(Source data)
>> BEGIN
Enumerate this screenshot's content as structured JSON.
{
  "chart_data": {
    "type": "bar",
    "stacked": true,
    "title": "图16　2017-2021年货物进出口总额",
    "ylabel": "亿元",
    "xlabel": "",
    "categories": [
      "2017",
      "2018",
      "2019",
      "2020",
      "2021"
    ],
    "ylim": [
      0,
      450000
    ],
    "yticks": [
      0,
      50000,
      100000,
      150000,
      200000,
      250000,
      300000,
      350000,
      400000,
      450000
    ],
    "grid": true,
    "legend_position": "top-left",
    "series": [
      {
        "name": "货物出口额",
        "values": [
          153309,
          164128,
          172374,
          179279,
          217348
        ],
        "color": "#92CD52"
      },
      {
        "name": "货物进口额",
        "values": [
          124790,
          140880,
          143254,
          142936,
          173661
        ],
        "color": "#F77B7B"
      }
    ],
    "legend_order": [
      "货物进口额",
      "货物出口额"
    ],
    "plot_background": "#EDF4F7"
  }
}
>> END
### EXERCISE GOAL
Return every line exactly.

### SOLUTION FOR THIS TASK
Enumerate this screenshot's content as structured JSON.
{
  "chart_data": {
    "type": "bar",
    "stacked": true,
    "title": "图16　2017-2021年货物进出口总额",
    "ylabel": "亿元",
    "xlabel": "",
    "categories": [
      "2017",
      "2018",
      "2019",
      "2020",
      "2021"
    ],
    "ylim": [
      0,
      450000
    ],
    "yticks": [
      0,
      50000,
      100000,
      150000,
      200000,
      250000,
      300000,
      350000,
      400000,
      450000
    ],
    "grid": true,
    "legend_position": "top-left",
    "series": [
      {
        "name": "货物出口额",
        "values": [
          153309,
          164128,
          172374,
          179279,
          217348
        ],
        "color": "#92CD52"
      },
      {
        "name": "货物进口额",
        "values": [
          124790,
          140880,
          143254,
          142936,
          173661
        ],
        "color": "#F77B7B"
      }
    ],
    "legend_order": [
      "货物进口额",
      "货物出口额"
    ],
    "plot_background": "#EDF4F7"
  }
}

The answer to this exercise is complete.